EXERCISE PROMPT: Copy out all of the material exactly.

^^^^

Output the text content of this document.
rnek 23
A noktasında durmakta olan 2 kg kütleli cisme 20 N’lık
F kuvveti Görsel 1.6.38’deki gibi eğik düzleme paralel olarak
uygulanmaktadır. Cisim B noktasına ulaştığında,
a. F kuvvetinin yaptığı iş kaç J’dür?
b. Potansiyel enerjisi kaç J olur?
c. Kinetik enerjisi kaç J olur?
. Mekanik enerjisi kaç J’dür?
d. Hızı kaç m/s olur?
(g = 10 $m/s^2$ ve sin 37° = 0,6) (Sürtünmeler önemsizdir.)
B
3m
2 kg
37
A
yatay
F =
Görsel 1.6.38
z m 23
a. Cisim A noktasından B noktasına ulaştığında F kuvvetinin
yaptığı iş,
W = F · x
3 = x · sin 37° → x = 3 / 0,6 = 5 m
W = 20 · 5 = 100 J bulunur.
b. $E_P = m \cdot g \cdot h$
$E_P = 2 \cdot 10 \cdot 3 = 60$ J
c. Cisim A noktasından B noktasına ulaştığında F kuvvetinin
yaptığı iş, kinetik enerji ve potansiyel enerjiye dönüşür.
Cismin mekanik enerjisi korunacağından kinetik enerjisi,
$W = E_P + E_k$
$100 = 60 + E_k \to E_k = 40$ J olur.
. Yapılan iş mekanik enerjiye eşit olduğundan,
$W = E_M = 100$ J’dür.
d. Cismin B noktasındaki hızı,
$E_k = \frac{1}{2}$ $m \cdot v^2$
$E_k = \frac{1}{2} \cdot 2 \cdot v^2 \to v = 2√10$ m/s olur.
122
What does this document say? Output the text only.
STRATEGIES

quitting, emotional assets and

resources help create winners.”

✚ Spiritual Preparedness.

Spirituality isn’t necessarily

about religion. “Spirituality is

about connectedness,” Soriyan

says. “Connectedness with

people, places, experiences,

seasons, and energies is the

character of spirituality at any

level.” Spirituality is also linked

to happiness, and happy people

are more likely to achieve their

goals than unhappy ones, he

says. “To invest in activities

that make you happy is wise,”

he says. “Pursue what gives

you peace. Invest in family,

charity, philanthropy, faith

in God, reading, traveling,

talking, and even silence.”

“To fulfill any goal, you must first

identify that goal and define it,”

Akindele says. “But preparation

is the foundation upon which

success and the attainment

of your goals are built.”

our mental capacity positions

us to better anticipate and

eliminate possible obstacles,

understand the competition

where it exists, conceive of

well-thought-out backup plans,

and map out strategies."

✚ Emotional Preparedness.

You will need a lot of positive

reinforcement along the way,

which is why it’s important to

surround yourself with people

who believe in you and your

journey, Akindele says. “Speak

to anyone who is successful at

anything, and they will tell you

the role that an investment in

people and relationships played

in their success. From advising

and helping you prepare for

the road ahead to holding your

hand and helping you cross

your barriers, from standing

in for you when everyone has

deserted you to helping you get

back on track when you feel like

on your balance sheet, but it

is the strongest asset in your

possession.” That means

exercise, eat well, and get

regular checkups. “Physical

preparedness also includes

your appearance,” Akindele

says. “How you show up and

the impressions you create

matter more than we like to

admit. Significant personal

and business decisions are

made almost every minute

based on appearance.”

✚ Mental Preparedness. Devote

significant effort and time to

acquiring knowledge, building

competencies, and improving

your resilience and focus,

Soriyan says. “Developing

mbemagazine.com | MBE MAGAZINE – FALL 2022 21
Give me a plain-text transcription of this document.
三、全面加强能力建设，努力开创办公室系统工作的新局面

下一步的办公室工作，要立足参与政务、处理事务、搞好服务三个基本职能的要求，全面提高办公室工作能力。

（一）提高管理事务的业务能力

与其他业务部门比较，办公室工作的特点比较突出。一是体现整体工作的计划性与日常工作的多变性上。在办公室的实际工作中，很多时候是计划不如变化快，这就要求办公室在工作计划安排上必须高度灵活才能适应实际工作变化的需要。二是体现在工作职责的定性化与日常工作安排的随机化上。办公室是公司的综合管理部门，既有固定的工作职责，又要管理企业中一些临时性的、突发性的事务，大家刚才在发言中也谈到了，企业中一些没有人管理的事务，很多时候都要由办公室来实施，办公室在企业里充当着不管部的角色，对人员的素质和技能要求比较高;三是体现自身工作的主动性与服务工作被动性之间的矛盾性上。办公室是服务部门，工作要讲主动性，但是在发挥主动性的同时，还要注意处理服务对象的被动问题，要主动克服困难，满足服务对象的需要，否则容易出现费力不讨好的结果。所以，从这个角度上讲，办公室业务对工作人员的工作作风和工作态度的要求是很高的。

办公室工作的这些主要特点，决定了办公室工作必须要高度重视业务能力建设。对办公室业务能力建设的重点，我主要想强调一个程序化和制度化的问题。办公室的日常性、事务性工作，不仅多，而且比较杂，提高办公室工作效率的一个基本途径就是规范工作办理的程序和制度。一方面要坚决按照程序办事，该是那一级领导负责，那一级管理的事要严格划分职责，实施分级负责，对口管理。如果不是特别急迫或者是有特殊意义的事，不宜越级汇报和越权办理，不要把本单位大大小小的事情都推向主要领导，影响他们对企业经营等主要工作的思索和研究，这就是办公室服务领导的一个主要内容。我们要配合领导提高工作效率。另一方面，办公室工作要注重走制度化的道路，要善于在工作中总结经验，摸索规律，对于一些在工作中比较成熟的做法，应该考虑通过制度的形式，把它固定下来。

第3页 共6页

^^^^

CORRECT RESPONSE:
Output the text content of this document.
rnek 23
A noktasında durmakta olan 2 kg kütleli cisme 20 N’lık
F kuvveti Görsel 1.6.38’deki gibi eğik düzleme paralel olarak
uygulanmaktadır. Cisim B noktasına ulaştığında,
a. F kuvvetinin yaptığı iş kaç J’dür?
b. Potansiyel enerjisi kaç J olur?
c. Kinetik enerjisi kaç J olur?
. Mekanik enerjisi kaç J’dür?
d. Hızı kaç m/s olur?
(g = 10 $m/s^2$ ve sin 37° = 0,6) (Sürtünmeler önemsizdir.)
B
3m
2 kg
37
A
yatay
F =
Görsel 1.6.38
z m 23
a. Cisim A noktasından B noktasına ulaştığında F kuvvetinin
yaptığı iş,
W = F · x
3 = x · sin 37° → x = 3 / 0,6 = 5 m
W = 20 · 5 = 100 J bulunur.
b. $E_P = m \cdot g \cdot h$
$E_P = 2 \cdot 10 \cdot 3 = 60$ J
c. Cisim A noktasından B noktasına ulaştığında F kuvvetinin
yaptığı iş, kinetik enerji ve potansiyel enerjiye dönüşür.
Cismin mekanik enerjisi korunacağından kinetik enerjisi,
$W = E_P + E_k$
$100 = 60 + E_k \to E_k = 40$ J olur.
. Yapılan iş mekanik enerjiye eşit olduğundan,
$W = E_M = 100$ J’dür.
d. Cismin B noktasındaki hızı,
$E_k = \frac{1}{2}$ $m \cdot v^2$
$E_k = \frac{1}{2} \cdot 2 \cdot v^2 \to v = 2√10$ m/s olur.
122
What does this document say? Output the text only.
STRATEGIES

quitting, emotional assets and

resources help create winners.”

✚ Spiritual Preparedness.

Spirituality isn’t necessarily

about religion. “Spirituality is

about connectedness,” Soriyan

says. “Connectedness with

people, places, experiences,

seasons, and energies is the

character of spirituality at any

level.” Spirituality is also linked

to happiness, and happy people

are more likely to achieve their

goals than unhappy ones, he

says. “To invest in activities

that make you happy is wise,”

he says. “Pursue what gives

you peace. Invest in family,

charity, philanthropy, faith

in God, reading, traveling,

talking, and even silence.”

“To fulfill any goal, you must first

identify that goal and define it,”

Akindele says. “But preparation

is the foundation upon which

success and the attainment

of your goals are built.”

our mental capacity positions

us to better anticipate and

eliminate possible obstacles,

understand the competition

where it exists, conceive of

well-thought-out backup plans,

and map out strategies."

✚ Emotional Preparedness.

You will need a lot of positive

reinforcement along the way,

which is why it’s important to

surround yourself with people

who believe in you and your

journey, Akindele says. “Speak

to anyone who is successful at

anything, and they will tell you

the role that an investment in

people and relationships played

in their success. From advising

and helping you prepare for

the road ahead to holding your

hand and helping you cross

your barriers, from standing

in for you when everyone has

deserted you to helping you get

back on track when you feel like

on your balance sheet, but it

is the strongest asset in your

possession.” That means

exercise, eat well, and get

regular checkups. “Physical

preparedness also includes

your appearance,” Akindele

says. “How you show up and

the impressions you create

matter more than we like to

admit. Significant personal

and business decisions are

made almost every minute

based on appearance.”

✚ Mental Preparedness. Devote

significant effort and time to

acquiring knowledge, building

competencies, and improving

your resilience and focus,

Soriyan says. “Developing

mbemagazine.com | MBE MAGAZINE – FALL 2022 21
Give me a plain-text transcription of this document.
三、全面加强能力建设，努力开创办公室系统工作的新局面

下一步的办公室工作，要立足参与政务、处理事务、搞好服务三个基本职能的要求，全面提高办公室工作能力。

（一）提高管理事务的业务能力

与其他业务部门比较，办公室工作的特点比较突出。一是体现整体工作的计划性与日常工作的多变性上。在办公室的实际工作中，很多时候是计划不如变化快，这就要求办公室在工作计划安排上必须高度灵活才能适应实际工作变化的需要。二是体现在工作职责的定性化与日常工作安排的随机化上。办公室是公司的综合管理部门，既有固定的工作职责，又要管理企业中一些临时性的、突发性的事务，大家刚才在发言中也谈到了，企业中一些没有人管理的事务，很多时候都要由办公室来实施，办公室在企业里充当着不管部的角色，对人员的素质和技能要求比较高;三是体现自身工作的主动性与服务工作被动性之间的矛盾性上。办公室是服务部门，工作要讲主动性，但是在发挥主动性的同时，还要注意处理服务对象的被动问题，要主动克服困难，满足服务对象的需要，否则容易出现费力不讨好的结果。所以，从这个角度上讲，办公室业务对工作人员的工作作风和工作态度的要求是很高的。

办公室工作的这些主要特点，决定了办公室工作必须要高度重视业务能力建设。对办公室业务能力建设的重点，我主要想强调一个程序化和制度化的问题。办公室的日常性、事务性工作，不仅多，而且比较杂，提高办公室工作效率的一个基本途径就是规范工作办理的程序和制度。一方面要坚决按照程序办事，该是那一级领导负责，那一级管理的事要严格划分职责，实施分级负责，对口管理。如果不是特别急迫或者是有特殊意义的事，不宜越级汇报和越权办理，不要把本单位大大小小的事情都推向主要领导，影响他们对企业经营等主要工作的思索和研究，这就是办公室服务领导的一个主要内容。我们要配合领导提高工作效率。另一方面，办公室工作要注重走制度化的道路，要善于在工作中总结经验，摸索规律，对于一些在工作中比较成熟的做法，应该考虑通过制度的形式，把它固定下来。

第3页 共6页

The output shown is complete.